YOUR TASK:
Below is a block of records: output all of them exactly and leave out the pictures.

** START OF DATA EXTRACT **

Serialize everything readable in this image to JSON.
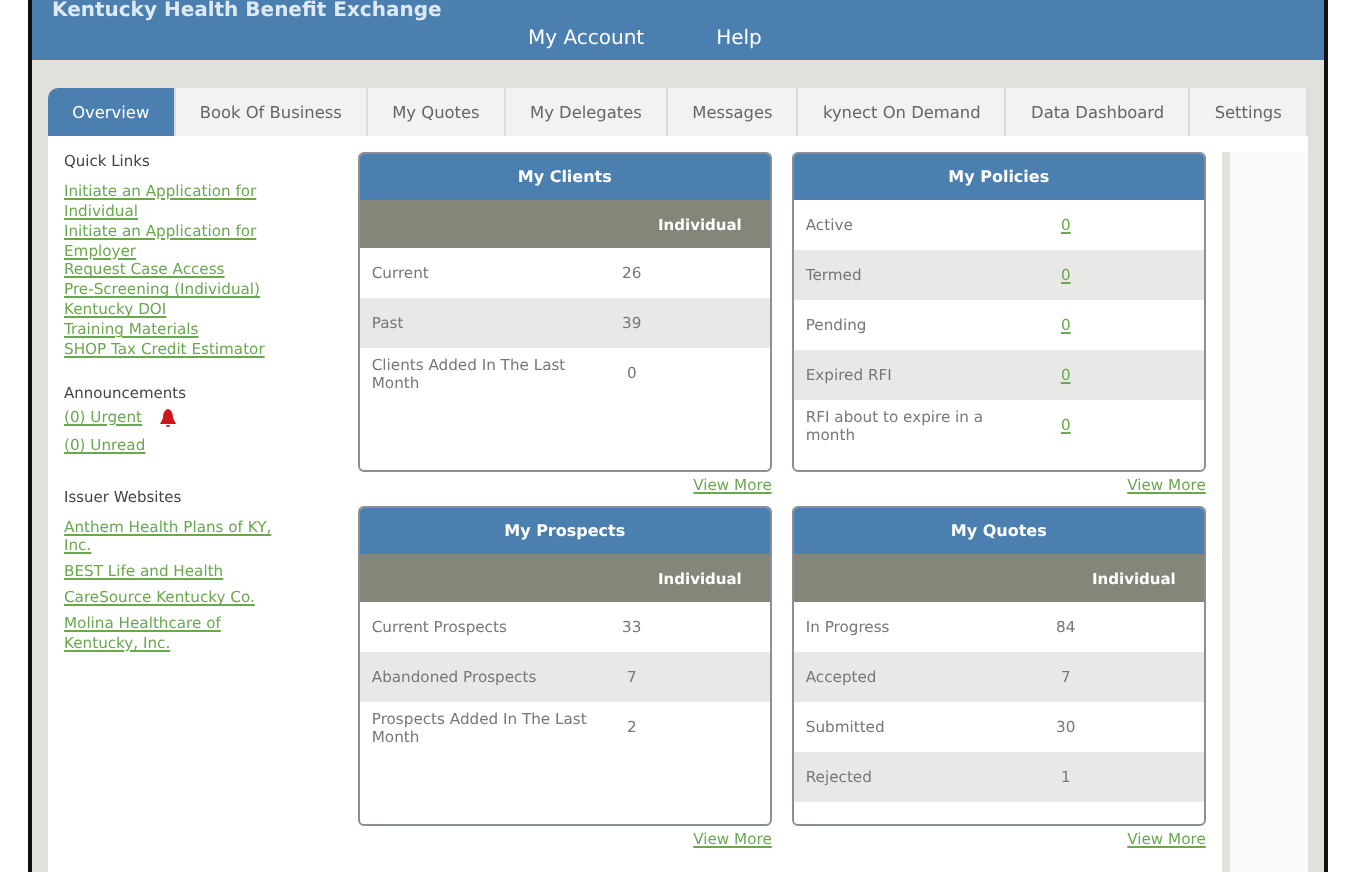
{
  "banner": {
    "title": "Kentucky Health Benefit Exchange",
    "nav": [
      "My Account",
      "Help"
    ]
  },
  "tabs": [
    {
      "label": "Overview",
      "selected": true
    },
    {
      "label": "Book Of Business",
      "selected": false
    },
    {
      "label": "My Quotes",
      "selected": false
    },
    {
      "label": "My Delegates",
      "selected": false
    },
    {
      "label": "Messages",
      "selected": false
    },
    {
      "label": "kynect On Demand",
      "selected": false
    },
    {
      "label": "Data Dashboard",
      "selected": false
    },
    {
      "label": "Settings",
      "selected": false
    }
  ],
  "sidebar": {
    "quick_links_title": "Quick Links",
    "quick_links": [
      "Initiate an Application for Individual",
      "Initiate an Application for Employer",
      "Request Case Access",
      "Pre-Screening (Individual)",
      "Kentucky DOI",
      "Training Materials",
      "SHOP Tax Credit Estimator"
    ],
    "announcements_title": "Announcements",
    "announcements": [
      {
        "label": "(0) Urgent",
        "alert": true
      },
      {
        "label": "(0) Unread",
        "alert": false
      }
    ],
    "issuer_title": "Issuer Websites",
    "issuers": [
      "Anthem Health Plans of KY, Inc.",
      "BEST Life and Health",
      "CareSource Kentucky Co.",
      "Molina Healthcare of Kentucky, Inc."
    ]
  },
  "cards": [
    {
      "title": "My Clients",
      "column_header": "Individual",
      "rows": [
        {
          "label": "Current",
          "value": "26",
          "kind": "count"
        },
        {
          "label": "Past",
          "value": "39",
          "kind": "count"
        },
        {
          "label": "Clients Added In The Last Month",
          "value": "0",
          "kind": "count"
        }
      ],
      "link": "View More"
    },
    {
      "title": "My Policies",
      "rows": [
        {
          "label": "Active",
          "value": "0",
          "kind": "link"
        },
        {
          "label": "Termed",
          "value": "0",
          "kind": "link"
        },
        {
          "label": "Pending",
          "value": "0",
          "kind": "link"
        },
        {
          "label": "Expired RFI",
          "value": "0",
          "kind": "link"
        },
        {
          "label": "RFI about to expire in a month",
          "value": "0",
          "kind": "link"
        }
      ],
      "link": "View More"
    },
    {
      "title": "My Prospects",
      "column_header": "Individual",
      "rows": [
        {
          "label": "Current Prospects",
          "value": "33",
          "kind": "count"
        },
        {
          "label": "Abandoned Prospects",
          "value": "7",
          "kind": "count"
        },
        {
          "label": "Prospects Added In The Last Month",
          "value": "2",
          "kind": "count"
        }
      ],
      "link": "View More"
    },
    {
      "title": "My Quotes",
      "column_header": "Individual",
      "rows": [
        {
          "label": "In Progress",
          "value": "84",
          "kind": "count"
        },
        {
          "label": "Accepted",
          "value": "7",
          "kind": "count"
        },
        {
          "label": "Submitted",
          "value": "30",
          "kind": "count"
        },
        {
          "label": "Rejected",
          "value": "1",
          "kind": "count"
        }
      ],
      "link": "View More"
    }
  ]
}
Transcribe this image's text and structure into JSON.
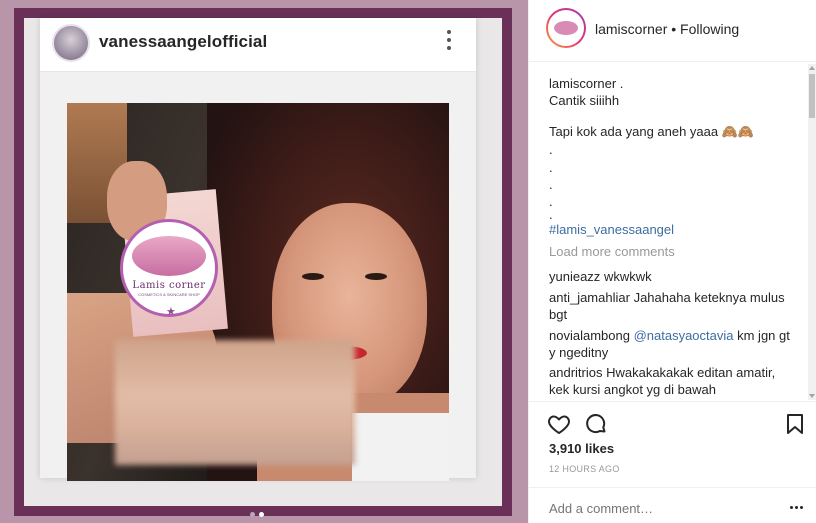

** END OF DATA EXTRACT **

SOLUTION FOR THIS EXERCISE:
Serialize everything readable in this image to JSON.
{
  "banner": {
    "title": "Kentucky Health Benefit Exchange",
    "nav": [
      "My Account",
      "Help"
    ]
  },
  "tabs": [
    {
      "label": "Overview",
      "selected": true
    },
    {
      "label": "Book Of Business",
      "selected": false
    },
    {
      "label": "My Quotes",
      "selected": false
    },
    {
      "label": "My Delegates",
      "selected": false
    },
    {
      "label": "Messages",
      "selected": false
    },
    {
      "label": "kynect On Demand",
      "selected": false
    },
    {
      "label": "Data Dashboard",
      "selected": false
    },
    {
      "label": "Settings",
      "selected": false
    }
  ],
  "sidebar": {
    "quick_links_title": "Quick Links",
    "quick_links": [
      "Initiate an Application for Individual",
      "Initiate an Application for Employer",
      "Request Case Access",
      "Pre-Screening (Individual)",
      "Kentucky DOI",
      "Training Materials",
      "SHOP Tax Credit Estimator"
    ],
    "announcements_title": "Announcements",
    "announcements": [
      {
        "label": "(0) Urgent",
        "alert": true
      },
      {
        "label": "(0) Unread",
        "alert": false
      }
    ],
    "issuer_title": "Issuer Websites",
    "issuers": [
      "Anthem Health Plans of KY, Inc.",
      "BEST Life and Health",
      "CareSource Kentucky Co.",
      "Molina Healthcare of Kentucky, Inc."
    ]
  },
  "cards": [
    {
      "title": "My Clients",
      "column_header": "Individual",
      "rows": [
        {
          "label": "Current",
          "value": "26",
          "kind": "count"
        },
        {
          "label": "Past",
          "value": "39",
          "kind": "count"
        },
        {
          "label": "Clients Added In The Last Month",
          "value": "0",
          "kind": "count"
        }
      ],
      "link": "View More"
    },
    {
      "title": "My Policies",
      "rows": [
        {
          "label": "Active",
          "value": "0",
          "kind": "link"
        },
        {
          "label": "Termed",
          "value": "0",
          "kind": "link"
        },
        {
          "label": "Pending",
          "value": "0",
          "kind": "link"
        },
        {
          "label": "Expired RFI",
          "value": "0",
          "kind": "link"
        },
        {
          "label": "RFI about to expire in a month",
          "value": "0",
          "kind": "link"
        }
      ],
      "link": "View More"
    },
    {
      "title": "My Prospects",
      "column_header": "Individual",
      "rows": [
        {
          "label": "Current Prospects",
          "value": "33",
          "kind": "count"
        },
        {
          "label": "Abandoned Prospects",
          "value": "7",
          "kind": "count"
        },
        {
          "label": "Prospects Added In The Last Month",
          "value": "2",
          "kind": "count"
        }
      ],
      "link": "View More"
    },
    {
      "title": "My Quotes",
      "column_header": "Individual",
      "rows": [
        {
          "label": "In Progress",
          "value": "84",
          "kind": "count"
        },
        {
          "label": "Accepted",
          "value": "7",
          "kind": "count"
        },
        {
          "label": "Submitted",
          "value": "30",
          "kind": "count"
        },
        {
          "label": "Rejected",
          "value": "1",
          "kind": "count"
        }
      ],
      "link": "View More"
    }
  ]
}
Transcribe this image's text and structure into JSON.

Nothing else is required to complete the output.